Comb through the entries for "heading" and pull out each line that holds it.

============================================================

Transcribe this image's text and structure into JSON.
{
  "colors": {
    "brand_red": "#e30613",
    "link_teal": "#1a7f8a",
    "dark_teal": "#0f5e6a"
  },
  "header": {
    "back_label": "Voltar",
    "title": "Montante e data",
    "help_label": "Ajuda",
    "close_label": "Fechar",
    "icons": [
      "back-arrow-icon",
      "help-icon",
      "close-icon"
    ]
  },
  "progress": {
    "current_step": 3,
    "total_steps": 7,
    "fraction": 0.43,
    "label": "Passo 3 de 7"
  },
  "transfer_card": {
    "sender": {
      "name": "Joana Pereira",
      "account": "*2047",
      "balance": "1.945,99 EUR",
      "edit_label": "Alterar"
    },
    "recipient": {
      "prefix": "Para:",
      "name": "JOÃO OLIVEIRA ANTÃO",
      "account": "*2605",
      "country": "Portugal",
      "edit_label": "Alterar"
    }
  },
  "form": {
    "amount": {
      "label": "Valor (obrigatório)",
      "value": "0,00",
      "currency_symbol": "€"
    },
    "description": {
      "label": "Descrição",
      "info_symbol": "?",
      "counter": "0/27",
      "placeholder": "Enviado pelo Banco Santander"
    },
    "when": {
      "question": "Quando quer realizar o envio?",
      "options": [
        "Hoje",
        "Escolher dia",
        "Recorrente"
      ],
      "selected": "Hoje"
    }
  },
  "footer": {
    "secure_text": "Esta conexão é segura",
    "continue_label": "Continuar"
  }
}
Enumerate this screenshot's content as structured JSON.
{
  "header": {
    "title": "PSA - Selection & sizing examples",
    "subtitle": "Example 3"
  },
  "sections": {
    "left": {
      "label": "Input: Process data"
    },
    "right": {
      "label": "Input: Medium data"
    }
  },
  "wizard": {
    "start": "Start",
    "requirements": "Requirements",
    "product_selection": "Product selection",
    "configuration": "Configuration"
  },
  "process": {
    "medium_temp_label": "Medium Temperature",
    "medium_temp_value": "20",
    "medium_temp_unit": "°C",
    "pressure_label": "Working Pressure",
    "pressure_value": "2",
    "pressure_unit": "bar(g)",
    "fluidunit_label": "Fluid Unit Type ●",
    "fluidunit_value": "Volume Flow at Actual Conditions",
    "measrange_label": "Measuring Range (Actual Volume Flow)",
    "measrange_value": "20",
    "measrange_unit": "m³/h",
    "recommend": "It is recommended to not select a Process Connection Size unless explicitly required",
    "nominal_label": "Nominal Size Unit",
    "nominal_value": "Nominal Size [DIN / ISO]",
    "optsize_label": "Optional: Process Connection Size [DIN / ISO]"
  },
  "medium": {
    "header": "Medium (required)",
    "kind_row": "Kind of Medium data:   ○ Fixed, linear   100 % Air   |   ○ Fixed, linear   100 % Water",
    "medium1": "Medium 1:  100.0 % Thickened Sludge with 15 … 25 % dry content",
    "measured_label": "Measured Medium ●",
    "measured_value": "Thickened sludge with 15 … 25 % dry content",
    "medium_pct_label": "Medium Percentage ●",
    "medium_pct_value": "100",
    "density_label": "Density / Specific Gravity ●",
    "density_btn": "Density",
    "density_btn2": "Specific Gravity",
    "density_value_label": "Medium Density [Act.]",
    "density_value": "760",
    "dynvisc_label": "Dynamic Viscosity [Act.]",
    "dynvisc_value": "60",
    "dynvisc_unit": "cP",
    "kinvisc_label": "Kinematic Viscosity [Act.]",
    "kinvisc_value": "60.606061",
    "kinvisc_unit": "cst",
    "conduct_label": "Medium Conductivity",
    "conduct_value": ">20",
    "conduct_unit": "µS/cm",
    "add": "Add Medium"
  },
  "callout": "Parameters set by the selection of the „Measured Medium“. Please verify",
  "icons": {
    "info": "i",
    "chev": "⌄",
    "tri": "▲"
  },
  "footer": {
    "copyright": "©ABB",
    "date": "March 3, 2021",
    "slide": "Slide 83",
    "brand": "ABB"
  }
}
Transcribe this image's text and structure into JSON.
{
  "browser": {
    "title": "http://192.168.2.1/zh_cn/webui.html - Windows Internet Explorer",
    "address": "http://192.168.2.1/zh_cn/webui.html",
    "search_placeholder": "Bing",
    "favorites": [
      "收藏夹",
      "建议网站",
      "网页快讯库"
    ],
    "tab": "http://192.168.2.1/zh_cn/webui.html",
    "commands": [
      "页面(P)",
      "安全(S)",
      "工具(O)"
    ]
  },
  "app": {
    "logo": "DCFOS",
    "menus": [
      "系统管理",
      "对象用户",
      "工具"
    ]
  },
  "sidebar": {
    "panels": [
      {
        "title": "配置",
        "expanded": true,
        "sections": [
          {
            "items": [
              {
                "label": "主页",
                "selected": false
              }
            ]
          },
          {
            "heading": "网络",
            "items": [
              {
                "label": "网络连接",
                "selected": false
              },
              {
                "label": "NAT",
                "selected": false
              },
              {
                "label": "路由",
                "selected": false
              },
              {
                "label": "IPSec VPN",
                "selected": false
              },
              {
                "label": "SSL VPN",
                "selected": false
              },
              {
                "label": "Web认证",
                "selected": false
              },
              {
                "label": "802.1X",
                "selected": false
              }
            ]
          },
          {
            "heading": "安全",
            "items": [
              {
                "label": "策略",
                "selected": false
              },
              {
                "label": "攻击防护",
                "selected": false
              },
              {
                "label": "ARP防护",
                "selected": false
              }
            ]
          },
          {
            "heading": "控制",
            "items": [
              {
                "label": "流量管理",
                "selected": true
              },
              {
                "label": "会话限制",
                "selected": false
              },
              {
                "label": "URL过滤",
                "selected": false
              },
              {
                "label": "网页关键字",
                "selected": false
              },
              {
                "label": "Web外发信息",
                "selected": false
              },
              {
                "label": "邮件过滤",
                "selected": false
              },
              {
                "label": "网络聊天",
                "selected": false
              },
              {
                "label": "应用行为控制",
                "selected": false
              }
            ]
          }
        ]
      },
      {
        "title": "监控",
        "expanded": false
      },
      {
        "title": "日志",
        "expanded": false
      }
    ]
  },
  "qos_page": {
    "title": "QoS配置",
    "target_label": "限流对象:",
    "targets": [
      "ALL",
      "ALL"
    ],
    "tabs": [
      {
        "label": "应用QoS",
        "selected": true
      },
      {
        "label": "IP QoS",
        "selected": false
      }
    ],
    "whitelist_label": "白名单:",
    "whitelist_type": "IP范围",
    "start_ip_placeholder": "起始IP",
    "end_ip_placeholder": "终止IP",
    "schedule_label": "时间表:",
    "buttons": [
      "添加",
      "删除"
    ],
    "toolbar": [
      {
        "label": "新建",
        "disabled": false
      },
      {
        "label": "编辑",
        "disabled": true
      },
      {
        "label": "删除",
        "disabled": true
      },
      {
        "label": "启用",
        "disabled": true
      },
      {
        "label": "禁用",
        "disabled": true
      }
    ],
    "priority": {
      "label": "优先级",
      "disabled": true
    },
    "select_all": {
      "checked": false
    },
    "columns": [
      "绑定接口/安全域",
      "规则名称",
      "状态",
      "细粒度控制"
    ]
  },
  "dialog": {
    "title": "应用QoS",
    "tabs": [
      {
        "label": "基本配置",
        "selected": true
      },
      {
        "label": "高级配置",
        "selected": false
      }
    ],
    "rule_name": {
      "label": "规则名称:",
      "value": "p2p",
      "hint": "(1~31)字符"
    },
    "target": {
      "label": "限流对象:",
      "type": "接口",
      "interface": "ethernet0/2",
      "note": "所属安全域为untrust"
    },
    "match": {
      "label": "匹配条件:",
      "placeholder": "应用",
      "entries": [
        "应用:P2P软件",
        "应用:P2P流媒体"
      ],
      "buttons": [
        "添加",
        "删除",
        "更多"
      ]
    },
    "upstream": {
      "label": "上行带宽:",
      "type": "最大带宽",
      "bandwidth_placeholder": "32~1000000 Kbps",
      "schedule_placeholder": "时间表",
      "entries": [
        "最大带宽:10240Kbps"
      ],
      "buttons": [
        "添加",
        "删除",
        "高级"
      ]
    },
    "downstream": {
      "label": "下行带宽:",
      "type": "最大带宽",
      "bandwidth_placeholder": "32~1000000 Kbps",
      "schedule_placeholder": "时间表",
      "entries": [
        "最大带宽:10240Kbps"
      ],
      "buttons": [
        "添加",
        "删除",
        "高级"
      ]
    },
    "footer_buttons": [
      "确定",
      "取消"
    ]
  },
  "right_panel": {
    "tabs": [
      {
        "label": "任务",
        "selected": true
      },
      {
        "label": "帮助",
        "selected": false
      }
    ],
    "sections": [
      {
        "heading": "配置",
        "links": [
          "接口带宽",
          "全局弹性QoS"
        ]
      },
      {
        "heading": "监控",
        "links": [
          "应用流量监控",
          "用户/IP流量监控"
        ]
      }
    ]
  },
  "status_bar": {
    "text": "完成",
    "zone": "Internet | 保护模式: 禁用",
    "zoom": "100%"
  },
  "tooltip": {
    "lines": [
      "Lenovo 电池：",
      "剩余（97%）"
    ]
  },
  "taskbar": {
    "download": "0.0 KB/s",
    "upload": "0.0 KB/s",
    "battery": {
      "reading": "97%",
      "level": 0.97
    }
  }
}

============================================================

Solved exercise
            "heading": "网络",
            "heading": "安全",
            "heading": "控制",
        "heading": "配置",
        "heading": "监控",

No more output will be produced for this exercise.